- Tarefa A: Extraia dos registros abaixo, sem alterar nada, as linhas que vão do começo até a linha que contém "brave-shield-icon xyxy=(1088,101,1107,121)", incluindo as duas pontas.

- Trecho do texto:
A
sociologia do francês Émile Durkheim (1858-1917) adota uma posição que rejeita
as interpretações biológicas ou psicológicas do comportamento dos indivíduos,
este focaliza os determinantes sócio-estruturais na explicação da vida e dos
problemas sociais. Para ele,
existem “fatos sociais” que são o assunto da sociologia e que influenciam e
condicionam as atitudes e os comportamentos dos indivíduos na sociedade. Esses fatos sociais são reais,
objetivos, sólidos, sui generis, isto
é, não reduzíveis a realidades biológicas, psicológicas, climáticas, etc. Esses fatos sociais são relações sociais
exteriores aos indivíduos que perduram no tempo, enquanto indivíduos
particulares morrem e são substituídos por outros. Os fatos sociais não são somente
exteriores ao indivíduo mas possuem “um poder coercitivo... pelo qual se impõem
a ele, independentemente de sua vontade individual”. Os constrangimentos, seja na forma de
leis ou costumes, se manifestam cada vez que as demandas sociais são violadas
pelo indivíduo. Assim, para
Durkheim, o indivíduo sente, pensa e age condicionado e até determinado por uma
realidade social maior, a sociedade ou a classe. Durkheim define o fato social como “cada
maneira de agir, fixa ou não, capaz de exercer um constrangimento (uma coerção)
externo sobre o indivíduo”. Alguém
pode, por exemplo, pensar que age por vontade e decisão pessoal; na realidade,
age-se deste ou daquele modo por força da estrutura da sociedade, isto é,
das normas e padrões
estabelecidos.
A SOCIOLOGIA ESTRUTURAL DE
DURKHEIM
A sociologia estrutural de Durkheim difere completamente da de Marx. Enquanto Marx insiste nos conflitos e na luta entre as classes, colocando as relações de poder e a força como centrais à explicação da sociedade, o sociólogo francês vê a sociedade como integrada, formando um todo coeso e mantido por regras de convivência. A integração não é sempre a mesma, mas está sempre presente, se não fosse assim não haveria sociedade. Um dos elementos da integração é a intensidade com que os membros de um grupo ou de uma sociedade interagem entre si. A participação em rituais, por exemplo, tenderá a unir os membros de grupos religiosos. Também, trabalhos diferenciados mas complementares provocam um aumento na integração de grupos de trabalhadores.
A idéia fundamental
de Durkheim é que indivíduos que participam dos mesmos grupos e da mesma
sociedade compartilham valores, crenças e normas coletivas que os mantém
integrados. Um sociedade somente
pode funcionar se tais valores, crenças e normas constrangem as atitudes e os
comportamentos individuais provocando uma solidariedade básica, que orienta as
ações dos indivíduos. Durkheim usa a expresssão “consciência coletiva”

- Tarefa B: Dê continuidade ao texto sobre a sociologia de Durkheim a partir do ponto em que ele para.

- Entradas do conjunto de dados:
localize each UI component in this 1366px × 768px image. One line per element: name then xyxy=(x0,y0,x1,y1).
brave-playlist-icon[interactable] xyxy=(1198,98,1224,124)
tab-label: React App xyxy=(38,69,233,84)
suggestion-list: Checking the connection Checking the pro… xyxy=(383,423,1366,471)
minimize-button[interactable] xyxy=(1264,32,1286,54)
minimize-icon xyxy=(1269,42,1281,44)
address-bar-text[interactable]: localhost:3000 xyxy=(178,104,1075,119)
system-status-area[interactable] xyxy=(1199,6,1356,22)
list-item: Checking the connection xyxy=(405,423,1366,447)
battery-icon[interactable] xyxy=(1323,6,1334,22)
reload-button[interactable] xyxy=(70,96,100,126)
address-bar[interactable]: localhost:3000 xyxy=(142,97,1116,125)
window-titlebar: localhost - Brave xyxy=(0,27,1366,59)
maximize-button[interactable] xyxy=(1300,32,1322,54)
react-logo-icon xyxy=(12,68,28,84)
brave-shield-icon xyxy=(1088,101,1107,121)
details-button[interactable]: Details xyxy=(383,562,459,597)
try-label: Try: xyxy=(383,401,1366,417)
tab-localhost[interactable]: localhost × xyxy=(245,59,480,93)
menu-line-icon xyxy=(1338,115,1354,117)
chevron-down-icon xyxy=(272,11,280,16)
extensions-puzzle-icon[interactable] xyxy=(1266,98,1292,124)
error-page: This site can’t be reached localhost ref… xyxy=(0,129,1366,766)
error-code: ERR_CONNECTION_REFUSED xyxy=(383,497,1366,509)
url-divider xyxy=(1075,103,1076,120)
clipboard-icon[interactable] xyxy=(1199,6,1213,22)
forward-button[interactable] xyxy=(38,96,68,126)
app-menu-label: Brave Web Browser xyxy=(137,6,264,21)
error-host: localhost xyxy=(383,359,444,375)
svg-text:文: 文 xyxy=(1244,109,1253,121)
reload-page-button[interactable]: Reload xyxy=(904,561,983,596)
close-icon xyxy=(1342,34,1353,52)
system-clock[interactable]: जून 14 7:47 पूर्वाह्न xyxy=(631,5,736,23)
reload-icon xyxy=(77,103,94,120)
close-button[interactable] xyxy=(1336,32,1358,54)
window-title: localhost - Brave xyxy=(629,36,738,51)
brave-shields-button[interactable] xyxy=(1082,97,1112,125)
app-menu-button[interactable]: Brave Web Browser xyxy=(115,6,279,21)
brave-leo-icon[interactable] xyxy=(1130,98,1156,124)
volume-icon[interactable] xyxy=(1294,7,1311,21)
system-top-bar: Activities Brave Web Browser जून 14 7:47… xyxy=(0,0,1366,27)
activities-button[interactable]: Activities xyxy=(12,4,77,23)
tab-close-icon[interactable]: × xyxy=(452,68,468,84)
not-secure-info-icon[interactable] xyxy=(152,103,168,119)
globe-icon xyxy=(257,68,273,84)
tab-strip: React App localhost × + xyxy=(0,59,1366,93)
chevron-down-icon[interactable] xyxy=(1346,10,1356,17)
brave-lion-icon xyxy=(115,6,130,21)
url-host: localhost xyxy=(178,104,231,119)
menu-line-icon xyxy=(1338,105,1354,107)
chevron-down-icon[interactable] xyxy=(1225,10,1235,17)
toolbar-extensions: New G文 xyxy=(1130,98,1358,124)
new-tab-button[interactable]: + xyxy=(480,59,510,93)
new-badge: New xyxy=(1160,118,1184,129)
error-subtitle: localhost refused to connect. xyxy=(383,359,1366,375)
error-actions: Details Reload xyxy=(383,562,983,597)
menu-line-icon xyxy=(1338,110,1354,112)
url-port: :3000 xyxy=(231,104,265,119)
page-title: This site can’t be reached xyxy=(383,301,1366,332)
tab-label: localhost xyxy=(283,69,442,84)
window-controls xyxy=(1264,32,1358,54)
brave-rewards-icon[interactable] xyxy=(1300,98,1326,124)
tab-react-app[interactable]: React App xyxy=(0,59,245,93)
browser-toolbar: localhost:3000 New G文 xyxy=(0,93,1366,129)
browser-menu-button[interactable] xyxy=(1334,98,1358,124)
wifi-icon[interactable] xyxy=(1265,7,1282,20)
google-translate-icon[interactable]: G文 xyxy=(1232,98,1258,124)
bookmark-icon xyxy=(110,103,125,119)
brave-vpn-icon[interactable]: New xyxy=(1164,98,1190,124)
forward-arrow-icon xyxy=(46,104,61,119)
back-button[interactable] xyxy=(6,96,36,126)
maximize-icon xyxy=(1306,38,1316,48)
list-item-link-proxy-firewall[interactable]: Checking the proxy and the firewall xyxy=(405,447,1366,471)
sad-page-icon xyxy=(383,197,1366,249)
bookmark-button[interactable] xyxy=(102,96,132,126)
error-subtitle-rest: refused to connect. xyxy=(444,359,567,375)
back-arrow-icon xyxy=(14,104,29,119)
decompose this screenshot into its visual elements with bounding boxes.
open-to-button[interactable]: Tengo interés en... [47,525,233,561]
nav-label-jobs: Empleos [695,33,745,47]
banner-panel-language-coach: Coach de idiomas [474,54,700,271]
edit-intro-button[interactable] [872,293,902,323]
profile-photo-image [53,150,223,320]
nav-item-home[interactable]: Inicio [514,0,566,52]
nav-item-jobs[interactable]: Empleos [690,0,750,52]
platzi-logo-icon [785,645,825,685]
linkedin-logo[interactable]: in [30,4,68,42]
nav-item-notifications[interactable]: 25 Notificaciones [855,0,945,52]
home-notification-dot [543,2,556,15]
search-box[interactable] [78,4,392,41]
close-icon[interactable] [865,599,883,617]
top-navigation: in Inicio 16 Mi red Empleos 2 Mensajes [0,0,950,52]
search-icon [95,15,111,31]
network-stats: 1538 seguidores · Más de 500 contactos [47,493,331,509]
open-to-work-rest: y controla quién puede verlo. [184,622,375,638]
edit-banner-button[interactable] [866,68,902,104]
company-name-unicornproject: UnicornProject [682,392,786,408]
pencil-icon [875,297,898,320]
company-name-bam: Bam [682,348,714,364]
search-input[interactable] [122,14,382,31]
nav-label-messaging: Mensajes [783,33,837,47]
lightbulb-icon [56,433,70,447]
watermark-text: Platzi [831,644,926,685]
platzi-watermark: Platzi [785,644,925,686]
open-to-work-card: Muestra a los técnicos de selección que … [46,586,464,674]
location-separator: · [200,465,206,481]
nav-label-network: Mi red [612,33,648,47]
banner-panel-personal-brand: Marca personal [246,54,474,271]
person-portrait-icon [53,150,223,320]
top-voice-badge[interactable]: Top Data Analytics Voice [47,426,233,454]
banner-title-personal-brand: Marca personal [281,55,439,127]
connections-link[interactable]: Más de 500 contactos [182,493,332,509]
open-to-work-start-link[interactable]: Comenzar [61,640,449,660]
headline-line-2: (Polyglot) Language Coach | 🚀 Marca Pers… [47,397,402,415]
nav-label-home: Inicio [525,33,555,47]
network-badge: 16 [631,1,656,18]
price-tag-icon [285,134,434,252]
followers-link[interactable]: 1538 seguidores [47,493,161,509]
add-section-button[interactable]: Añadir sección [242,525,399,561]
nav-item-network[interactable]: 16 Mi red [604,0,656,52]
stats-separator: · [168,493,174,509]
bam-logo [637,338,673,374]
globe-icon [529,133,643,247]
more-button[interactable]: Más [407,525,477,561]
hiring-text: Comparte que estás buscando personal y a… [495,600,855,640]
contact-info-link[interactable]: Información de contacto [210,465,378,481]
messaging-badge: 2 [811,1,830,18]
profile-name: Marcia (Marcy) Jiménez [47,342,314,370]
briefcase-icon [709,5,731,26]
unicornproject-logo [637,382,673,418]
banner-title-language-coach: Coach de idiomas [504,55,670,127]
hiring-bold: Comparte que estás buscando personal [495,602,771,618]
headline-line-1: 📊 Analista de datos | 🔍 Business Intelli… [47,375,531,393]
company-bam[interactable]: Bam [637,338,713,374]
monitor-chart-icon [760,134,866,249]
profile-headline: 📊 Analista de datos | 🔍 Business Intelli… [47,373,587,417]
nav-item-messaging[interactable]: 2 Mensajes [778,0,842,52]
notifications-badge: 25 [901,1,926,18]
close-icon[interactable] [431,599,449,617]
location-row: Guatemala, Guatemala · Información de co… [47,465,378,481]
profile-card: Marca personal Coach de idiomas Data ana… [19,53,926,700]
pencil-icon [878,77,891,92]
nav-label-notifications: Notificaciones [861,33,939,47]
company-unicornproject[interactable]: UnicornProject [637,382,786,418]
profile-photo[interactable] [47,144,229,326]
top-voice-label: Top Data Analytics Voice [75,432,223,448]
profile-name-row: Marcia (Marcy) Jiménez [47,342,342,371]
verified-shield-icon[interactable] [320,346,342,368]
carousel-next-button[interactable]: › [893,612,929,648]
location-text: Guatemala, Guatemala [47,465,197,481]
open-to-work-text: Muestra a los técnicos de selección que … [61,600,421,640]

- Resposta escrita A:
localize each UI component in this 1366px × 768px image. One line per element: name then xyxy=(x0,y0,x1,y1).
brave-playlist-icon[interactable] xyxy=(1198,98,1224,124)
tab-label: React App xyxy=(38,69,233,84)
suggestion-list: Checking the connection Checking the pro… xyxy=(383,423,1366,471)
minimize-button[interactable] xyxy=(1264,32,1286,54)
minimize-icon xyxy=(1269,42,1281,44)
address-bar-text[interactable]: localhost:3000 xyxy=(178,104,1075,119)
system-status-area[interactable] xyxy=(1199,6,1356,22)
list-item: Checking the connection xyxy=(405,423,1366,447)
battery-icon[interactable] xyxy=(1323,6,1334,22)
reload-button[interactable] xyxy=(70,96,100,126)
address-bar[interactable]: localhost:3000 xyxy=(142,97,1116,125)
window-titlebar: localhost - Brave xyxy=(0,27,1366,59)
maximize-button[interactable] xyxy=(1300,32,1322,54)
react-logo-icon xyxy=(12,68,28,84)
brave-shield-icon xyxy=(1088,101,1107,121)

- Resposta escrita B:
para expressar essa solidariedade comum que molda as consciências
individuais. A família, o trabalho,
os sindicatos, a educação, a religião, o controle social e até a punição do
crime são alguns mecanismos que criam e mantêm viva a integração e a partilha da
consciência coletiva. Os processos
de socialização e internalização individual são responsáveis pela aquisição por
parte dos indivíduos de valoes, crenças e normas sociais que mantêm os grupos e
as sociedades integrados. O
controle social reforça o domínio da sociedade sobre os indivíduos.
Durkheim, evidentemente, sabia da existência
de fenômenos tais como conflitos sociais, crises, marginalidade, criminalidade,
suicídio, etc, em todas as sociedades.
Nem tudo nas sociedades é integração, consenso e harmonia. Mas, para ele, essas formas de “desvios”
sociais não eram conseqüências da perversão ou de aberrações dos indivíduos;
eram, sim, conseqüências da própria
estrutura social que, enfraquecida, produzia um estado de anomia, isto é, um
estado de enfraquecimento ou ausência de leis e normas. Sem normas claras, os indivíduos não
sabem como agir e se entregam à ganância, às paixões, ao crime e mesmo ao
suicídio. Numa sociedade fraca, o
indivíduo perde o norte e se perde e os processos de socialização e
internalização de normas se tornam ineficientes. A sociedade fica, então, ameaçada por
não impor limites aos indivíduos que Durkheim concebia como cheios de desejos
ilimitados. “Mais os homens
possuem, mais eles querem, já que as satisfações estimulam em vez de preencher
as necessidades”.
Durkheim julgava que a sociedade industrial,
marcada por uma ampla divisão social do trabalho, precisava com urgência de um
conjunto de valores comuns a todos os indivíduos, isto é, de solidariedade para
superar seus muitos conflitos. A
necessária integração da sociedade moderna seria dada, em parte, pensava
Durkheim, pela interrelação e pela dependência mútua dos diversos papéis
desempenhados pelos indivíduos. Mas
isto não seria suficiente; a
construção de um conjunto de crenças seria necessária. Para tanto, Durkheim, um liberal, não
pensava no uso da força ou de ações repressivas.
A solidariedade social haveria de surgir da
autonomia individual da conduta dos indivíduos, já que a crescente divisão
social do trabalho criava um saudável individualismo. Arregimentar os indivíduos não
adiantaria de nada; o convencimento pela educação e pela religião deveria ser a
função principal da família, da escola, dos sindicatos, das associações e do
Estado.
A preocupação sociológica de Durkheim,
portanto, reside em responder à seguinte pergunta: como a sociedade é possível e
funciona? Sua resposta consiste em
enfatizar a capacidade e a força da própria sociedade em difundir solidariedade,
integração, ordem, por meio de valores, crenças, normas e regras que indivíduos
devidamente socializados compartilhariam.
Na sociologia de Durkheim, a sociedade é tão
forte que a individualidade quase desaparece.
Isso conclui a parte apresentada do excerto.